Retype the lines of the records exactly, starting with the line that contains "314, 417, 321]" and going on through the line that contains "303, 96, 313]", both included.

::: Items :::

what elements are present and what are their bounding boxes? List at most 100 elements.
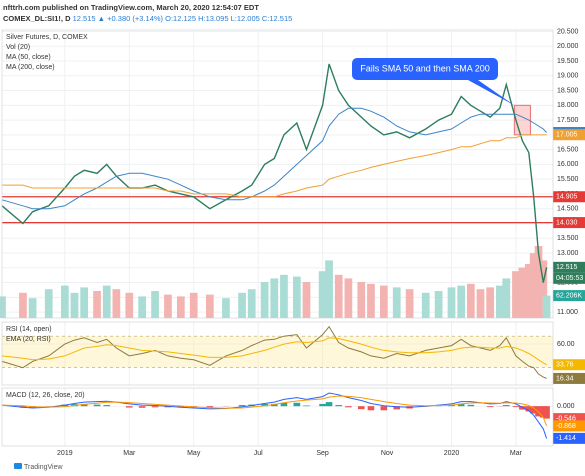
histogram-bar [261, 403, 268, 407]
y-tick-label: 14.500 [557, 206, 579, 213]
y-tick-label: 20.000 [557, 43, 579, 50]
histogram-bar [303, 405, 310, 407]
series-last-label-tag [553, 420, 585, 432]
volume-bar [176, 296, 185, 318]
series-line [1, 395, 548, 427]
series-last-label: 16.34 [556, 375, 574, 382]
volume-bar [486, 287, 495, 318]
volume-bar [367, 283, 375, 318]
volume-bar [447, 287, 456, 318]
rsi-band [2, 336, 553, 368]
level-label: 14.030 [556, 219, 578, 226]
histogram-bar [206, 406, 214, 408]
volume-bar [247, 289, 256, 318]
pane-title: MACD (12, 26, close, 20) [6, 392, 85, 399]
histogram-bar [280, 402, 288, 407]
volume-bar [222, 298, 230, 318]
series-last-label: -0.868 [556, 423, 576, 430]
histogram-bar [125, 406, 133, 408]
y-tick-label: 19.500 [557, 58, 579, 65]
logo [14, 463, 22, 469]
x-tick-label: Jul [254, 450, 263, 457]
y-tick-label: 17.500 [557, 117, 579, 124]
series-line [1, 63, 548, 283]
countdown-tag [553, 272, 585, 284]
change: ▲ +0.380 (+3.14%) [97, 14, 164, 23]
volume-bar [534, 246, 543, 318]
x-tick-label: Nov [381, 450, 394, 457]
volume-bar [270, 278, 279, 318]
series-last-label-tag [553, 432, 585, 444]
histogram-bar [502, 405, 510, 407]
pane-border [1, 321, 554, 386]
y-tick-label: 19.000 [557, 73, 579, 80]
volume-bar [80, 287, 89, 318]
histogram-bar [367, 406, 375, 411]
volume-bar [151, 291, 159, 318]
histogram-bar [138, 406, 146, 408]
volume-bar [542, 295, 551, 318]
volume-bar [189, 292, 198, 318]
volume-last-label: 62.206K [556, 292, 582, 299]
countdown: 04:05:53 [556, 275, 583, 282]
histogram-bar [357, 406, 365, 410]
ohlc: O:12.125 H:13.095 L:12.005 C:12.515 [165, 14, 293, 23]
y-tick-label: 13.500 [557, 235, 579, 242]
y-tick-label: 11.000 [557, 309, 578, 316]
series-last-label-tag [553, 372, 585, 384]
histogram-bar [530, 406, 537, 414]
series-last-label: 33.76 [556, 362, 574, 369]
volume-bar [379, 285, 388, 318]
volume-bar [524, 264, 533, 318]
y-tick-label: 18.000 [557, 102, 579, 109]
volume-bar [112, 289, 121, 318]
volume-bar [421, 292, 430, 318]
volume-bar [70, 292, 79, 318]
volume-bar [164, 294, 172, 318]
volume-bar [325, 260, 333, 318]
volume-bar [495, 285, 504, 318]
volume-bar [102, 285, 111, 318]
callout-box [352, 58, 498, 80]
volume-bar [434, 291, 443, 318]
callout-text: Fails SMA 50 and then SMA 200 [360, 63, 490, 73]
y-tick-label: 15.500 [557, 176, 579, 183]
histogram-bar [543, 406, 550, 419]
y-tick-label: 20.500 [557, 28, 579, 35]
legend-entry: Vol (20) [6, 44, 30, 51]
histogram-bar [293, 402, 301, 407]
volume-bar [60, 285, 69, 318]
volume-bar [357, 282, 366, 318]
x-tick-label: May [187, 450, 201, 457]
volume-bar [138, 296, 147, 318]
y-tick-label: 0.000 [557, 403, 575, 410]
histogram-bar [319, 403, 326, 407]
histogram-bar [457, 403, 465, 407]
series-line [2, 134, 547, 198]
histogram-bar [486, 406, 494, 408]
volume-bar [344, 278, 353, 318]
y-tick-label: 16.500 [557, 146, 579, 153]
level-label: 14.905 [556, 194, 578, 201]
pane-title: Silver Futures, D, COMEX [6, 34, 88, 41]
volume-bar [302, 282, 311, 318]
publisher-line: nfttrh.com published on TradingView.com,… [3, 3, 259, 12]
histogram-bar [448, 405, 455, 407]
y-tick-label: 60.00 [557, 341, 575, 348]
y-tick-label: 18.500 [557, 87, 579, 94]
histogram-bar [80, 403, 88, 407]
series-last-label-tag [553, 359, 585, 371]
volume-bar [125, 292, 134, 318]
footer: TradingView [14, 463, 63, 471]
histogram-last-label: -0.546 [556, 415, 576, 422]
histogram-bar [93, 404, 101, 407]
x-tick-label: Sep [316, 450, 329, 457]
volume-bar [502, 278, 511, 318]
histogram-bar [335, 405, 343, 407]
volume-bar [0, 296, 6, 318]
histogram-bar [525, 406, 533, 412]
last-price: 12.515 [72, 14, 96, 23]
y-tick-label: 13.000 [557, 250, 579, 257]
volume-bar [476, 289, 485, 318]
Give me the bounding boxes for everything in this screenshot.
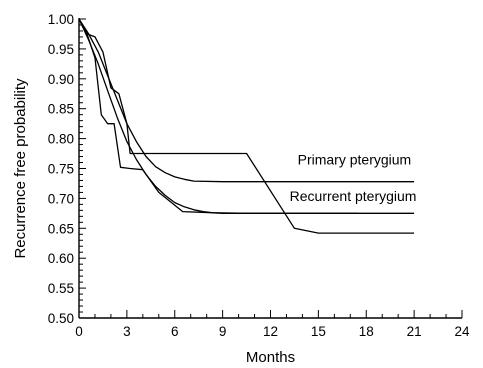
curve-series-4 xyxy=(78,18,359,214)
x-tick-label: 24 xyxy=(454,324,470,339)
curve-label: Recurrent pterygium xyxy=(290,188,417,204)
y-tick-label: 0.70 xyxy=(48,191,74,206)
x-tick-label: 15 xyxy=(311,324,326,339)
x-tick-label: 3 xyxy=(123,324,131,339)
y-tick-label: 0.75 xyxy=(48,162,74,177)
curve-series-2 xyxy=(78,18,415,214)
y-tick-label: 0.50 xyxy=(48,311,74,326)
x-tick-label: 21 xyxy=(407,324,422,339)
y-tick-label: 1.00 xyxy=(48,12,74,27)
curve-series-1 xyxy=(78,18,415,183)
y-tick-label: 0.65 xyxy=(48,221,74,236)
survival-curves xyxy=(78,18,415,234)
curve-annotations: Primary pterygium Recurrent pterygium xyxy=(290,152,417,204)
y-axis-title: Recurrence free probability xyxy=(12,78,29,259)
y-tick-label: 0.55 xyxy=(48,281,74,296)
y-tick-label: 0.80 xyxy=(48,132,74,147)
curve-series-3 xyxy=(78,18,415,234)
x-tick-label: 18 xyxy=(359,324,374,339)
x-axis-title: Months xyxy=(246,349,295,366)
x-axis-ticks: 0 3 6 9 12 15 18 21 24 xyxy=(75,310,470,339)
x-tick-label: 0 xyxy=(75,324,83,339)
x-tick-label: 12 xyxy=(263,324,278,339)
x-tick-label: 6 xyxy=(171,324,179,339)
y-tick-label: 0.60 xyxy=(48,251,74,266)
y-axis-ticks: 0.50 0.55 0.60 0.65 0.70 0.75 0.80 0.85 0.90 0.95… xyxy=(48,12,86,326)
x-tick-label: 9 xyxy=(219,324,227,339)
curve-label: Primary pterygium xyxy=(298,152,412,168)
y-tick-label: 0.85 xyxy=(48,102,74,117)
y-tick-label: 0.90 xyxy=(48,72,74,87)
y-tick-label: 0.95 xyxy=(48,42,74,57)
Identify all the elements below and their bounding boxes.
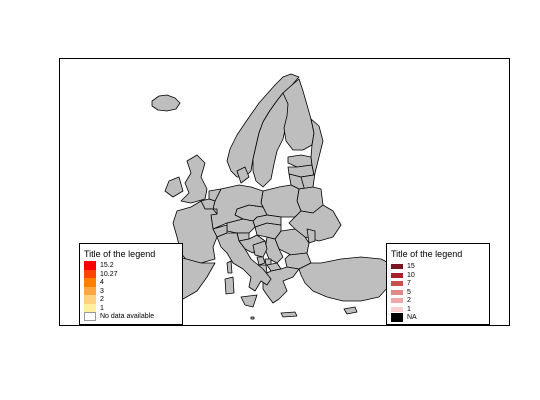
legend-label: NA	[407, 314, 417, 321]
region-ukraine	[288, 204, 342, 242]
legend-swatch	[84, 278, 96, 287]
region-iceland	[151, 94, 181, 112]
legend-swatch	[391, 313, 403, 322]
legend-swatch	[391, 272, 403, 278]
legend-label: No data available	[100, 313, 155, 320]
legend-swatch	[84, 303, 96, 313]
region-uk	[180, 154, 208, 204]
legend-label: 1	[407, 305, 411, 313]
region-sardinia	[224, 276, 235, 295]
legend-label: 2	[100, 296, 104, 303]
legend-label: 10	[407, 271, 415, 279]
region-russia	[300, 118, 324, 192]
region-cyprus	[343, 306, 358, 315]
region-poland	[260, 184, 302, 218]
region-greece	[262, 266, 300, 304]
legend-label: 3	[100, 287, 104, 295]
region-malta	[250, 316, 255, 320]
legend-swatch	[391, 281, 403, 286]
region-ireland	[164, 176, 184, 198]
legend-label: 7	[407, 280, 411, 287]
legend-title: Title of the legend	[84, 249, 156, 259]
legend-label: 2	[407, 297, 411, 304]
region-crete	[280, 311, 298, 318]
region-turkey	[298, 256, 390, 302]
legend-swatch	[84, 261, 96, 270]
region-italy	[216, 232, 272, 292]
legend-swatch	[84, 286, 96, 296]
legend-label: 10.27	[100, 270, 118, 278]
legend-label: 15	[407, 263, 415, 270]
region-denmark	[236, 166, 250, 184]
legend-title: Title of the legend	[391, 249, 463, 259]
legend-swatch	[391, 264, 403, 269]
region-sicily	[240, 294, 258, 308]
legend-label: 15.2	[100, 262, 114, 269]
legend-left: Title of the legend 15.2 10.27 4 3 2 1 No data…	[79, 243, 183, 325]
region-bosnia	[252, 240, 268, 258]
region-moldova	[306, 228, 316, 244]
region-corsica	[226, 260, 233, 274]
region-austria	[226, 218, 256, 234]
legend-right: Title of the legend 15 10 7 5 2 1 NA	[386, 243, 490, 325]
europe-map	[142, 73, 390, 320]
legend-label: 5	[407, 288, 411, 296]
legend-swatch	[84, 269, 96, 279]
legend-label: 4	[100, 279, 104, 286]
region-finland	[282, 78, 315, 151]
region-montenegro	[256, 256, 266, 266]
legend-swatch	[84, 312, 96, 321]
legend-swatch	[391, 298, 403, 303]
legend-swatch	[84, 295, 96, 304]
legend-swatch	[391, 306, 403, 312]
legend-swatch	[391, 289, 403, 295]
legend-label: 1	[100, 304, 104, 312]
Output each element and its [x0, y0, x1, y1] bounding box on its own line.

:::

● **Result of the task**:
legend-label: NA	[407, 314, 417, 321]
region-ukraine	[288, 204, 342, 242]
legend-swatch	[84, 278, 96, 287]
region-iceland	[151, 94, 181, 112]
legend-swatch	[391, 313, 403, 322]
legend-swatch	[391, 272, 403, 278]
legend-label: No data available	[100, 313, 155, 320]
legend-swatch	[84, 303, 96, 313]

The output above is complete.